__TEXT SECTION__:
· · · · ·
Wat happened in 2002?? [30 Dec 2002|10:16pm]
what hapeened in 2002?? hmm lets see January- midterms, got stranded on the other side of the city on a corner for a couple hours lol but was worth it =)nephews birthday,sisters birthday February- dad,grandpa,grandma and sisters birthday, Valentines day my baby got me micky and minny mouse stuff animal which i sleep wid everynite=)March- boring dont member much of it April- confess my love to my baby she says "NO!" ouch =\ reheasing for romeo and juliet play got my shiny white sneakers which i love haha =)May- did the Romeo & Juliet play was alot of fun my baby came to see me, met my family =) good thing!! we pick our star *tears* so sweet =) June- finals =( summer vacation =D miss my baby =( July- Darien lake trip wid all my buddies and my baby very fun =)August- football practice began became a captian very spcial accomplishment for me =)lots of dj'ing bored my brothers birthday September- bak to skool =\ but i got to be wid my baby =) september 7th she finally told me she loves me too *tears* happiest day of my eddie life=)lots of bike rides from west side to east side lol Ocotober- football games My birthday =) my baby got me the really nice sweater =) made me feel special that day =) halloween boring stay home doin homework dad went to cuba November- Thanksgivin foot ball season ended we finished 8-1 good record =D sports banquet got to be with my baby b4 that cus she came over =)DECEMBER- good month=) BROKE is agood way to describe christmas shooppin and for my baby birthday =) got to be with her =*) never forget it as long as i live special day for me =)DECEMBER 21 ONE YEAR ANNIVERSERY wid my baby =*) Christmas comes presents trees family was kool but still felt empty witout my baby =(
OVER all rating for this year from 1-10
10 because even though all the bull shit and the drama I go out wid my baby and found true love something that some people wait a life time to find =)
bug me

Happy Holidays [25 Dec 2002|04:41pm]
Happy Holidays everyone =) its suppost to be Happy holidays but i feel so sad and lonely without my baby and she thinks she has no one wenever something happens but im here!! =( *sigh* I love her so much!! I just hope she know that and im here for you baby to help u "breathe" so please dont forget that !!=) Happy holidays everyone i hope its good for all of yall i just want my baby for christmas so if anyone lookin to get me somethin that would be great!!
· · · · ·
__AIM__: Say whether each statement agrees with the 2002 journal posts. Answer yes or no and quote the words that decide it: (a) The writer's football team ended its season at 8-1. (b) The writer was made captain when football practice started in August. (c) The writer spent Halloween at a party.
· · · · ·
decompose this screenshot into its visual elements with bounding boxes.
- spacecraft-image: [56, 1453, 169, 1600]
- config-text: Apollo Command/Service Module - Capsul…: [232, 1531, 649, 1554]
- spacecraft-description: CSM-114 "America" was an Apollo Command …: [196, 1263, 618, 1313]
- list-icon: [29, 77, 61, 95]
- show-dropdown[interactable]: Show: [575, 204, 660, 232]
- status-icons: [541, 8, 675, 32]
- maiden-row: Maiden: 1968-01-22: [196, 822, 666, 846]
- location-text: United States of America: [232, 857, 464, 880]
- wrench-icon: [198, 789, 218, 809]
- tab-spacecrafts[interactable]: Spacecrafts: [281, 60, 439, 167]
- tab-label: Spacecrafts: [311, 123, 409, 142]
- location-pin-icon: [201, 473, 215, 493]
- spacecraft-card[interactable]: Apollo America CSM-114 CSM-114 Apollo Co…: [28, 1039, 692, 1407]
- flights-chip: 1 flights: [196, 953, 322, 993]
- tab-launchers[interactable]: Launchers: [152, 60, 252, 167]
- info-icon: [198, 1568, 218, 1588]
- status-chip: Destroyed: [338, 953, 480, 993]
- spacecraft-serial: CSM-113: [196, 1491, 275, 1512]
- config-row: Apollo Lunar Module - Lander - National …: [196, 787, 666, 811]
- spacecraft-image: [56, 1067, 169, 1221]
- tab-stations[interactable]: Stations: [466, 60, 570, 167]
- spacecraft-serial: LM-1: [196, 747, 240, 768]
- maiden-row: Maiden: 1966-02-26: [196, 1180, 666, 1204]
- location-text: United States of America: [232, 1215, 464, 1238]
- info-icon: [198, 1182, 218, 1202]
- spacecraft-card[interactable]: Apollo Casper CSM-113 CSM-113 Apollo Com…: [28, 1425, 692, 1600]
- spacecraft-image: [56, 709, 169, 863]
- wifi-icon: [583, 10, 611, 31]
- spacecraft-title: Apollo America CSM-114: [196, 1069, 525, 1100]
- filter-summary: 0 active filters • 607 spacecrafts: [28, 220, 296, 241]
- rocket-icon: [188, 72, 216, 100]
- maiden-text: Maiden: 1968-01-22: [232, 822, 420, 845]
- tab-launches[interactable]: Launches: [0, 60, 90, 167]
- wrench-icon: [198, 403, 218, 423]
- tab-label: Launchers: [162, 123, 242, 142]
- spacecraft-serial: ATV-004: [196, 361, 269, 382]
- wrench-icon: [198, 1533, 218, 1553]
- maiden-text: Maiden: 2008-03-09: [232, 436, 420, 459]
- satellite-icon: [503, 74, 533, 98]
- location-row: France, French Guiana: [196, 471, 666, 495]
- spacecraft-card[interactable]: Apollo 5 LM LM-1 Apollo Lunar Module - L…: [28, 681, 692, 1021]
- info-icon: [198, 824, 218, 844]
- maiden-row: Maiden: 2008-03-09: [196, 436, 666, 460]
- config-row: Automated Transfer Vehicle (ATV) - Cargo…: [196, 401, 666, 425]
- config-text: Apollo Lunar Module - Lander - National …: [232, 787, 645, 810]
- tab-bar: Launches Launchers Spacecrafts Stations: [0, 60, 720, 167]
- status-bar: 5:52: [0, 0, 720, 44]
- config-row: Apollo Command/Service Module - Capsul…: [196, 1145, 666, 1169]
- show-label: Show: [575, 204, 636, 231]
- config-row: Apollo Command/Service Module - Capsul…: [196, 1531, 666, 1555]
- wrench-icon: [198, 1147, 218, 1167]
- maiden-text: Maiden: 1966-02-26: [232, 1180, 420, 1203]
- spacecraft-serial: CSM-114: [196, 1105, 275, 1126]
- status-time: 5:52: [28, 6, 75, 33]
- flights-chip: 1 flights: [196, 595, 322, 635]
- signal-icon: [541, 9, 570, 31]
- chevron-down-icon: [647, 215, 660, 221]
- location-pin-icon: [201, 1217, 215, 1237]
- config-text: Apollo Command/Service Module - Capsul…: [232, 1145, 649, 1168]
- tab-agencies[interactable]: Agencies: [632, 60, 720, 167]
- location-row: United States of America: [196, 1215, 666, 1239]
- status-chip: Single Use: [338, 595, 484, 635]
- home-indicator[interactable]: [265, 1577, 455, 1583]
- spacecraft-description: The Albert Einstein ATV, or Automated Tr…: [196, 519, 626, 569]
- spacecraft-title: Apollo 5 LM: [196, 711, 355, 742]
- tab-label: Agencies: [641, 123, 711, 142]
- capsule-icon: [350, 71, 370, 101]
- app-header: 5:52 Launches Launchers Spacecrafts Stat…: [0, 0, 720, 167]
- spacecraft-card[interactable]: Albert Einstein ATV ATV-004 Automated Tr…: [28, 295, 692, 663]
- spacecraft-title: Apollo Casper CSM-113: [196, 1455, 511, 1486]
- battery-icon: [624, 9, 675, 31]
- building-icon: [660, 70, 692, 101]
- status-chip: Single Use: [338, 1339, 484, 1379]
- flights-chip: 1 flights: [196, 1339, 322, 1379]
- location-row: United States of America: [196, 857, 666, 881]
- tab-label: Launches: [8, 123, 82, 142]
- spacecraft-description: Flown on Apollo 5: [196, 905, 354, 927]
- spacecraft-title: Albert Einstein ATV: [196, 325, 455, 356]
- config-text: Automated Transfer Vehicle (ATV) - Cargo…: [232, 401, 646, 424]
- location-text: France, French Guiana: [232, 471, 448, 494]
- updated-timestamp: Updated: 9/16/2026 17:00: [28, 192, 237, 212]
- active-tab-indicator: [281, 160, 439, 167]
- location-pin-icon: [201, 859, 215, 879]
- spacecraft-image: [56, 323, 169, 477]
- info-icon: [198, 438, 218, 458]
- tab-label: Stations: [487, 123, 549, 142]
· · · · ·
__WORKED SOLUTION__:
(a) Yes: "we finished 8-1 good record"
(b) Yes: "August- football practice began became a captian"
(c) No: "halloween boring stay home doin homework"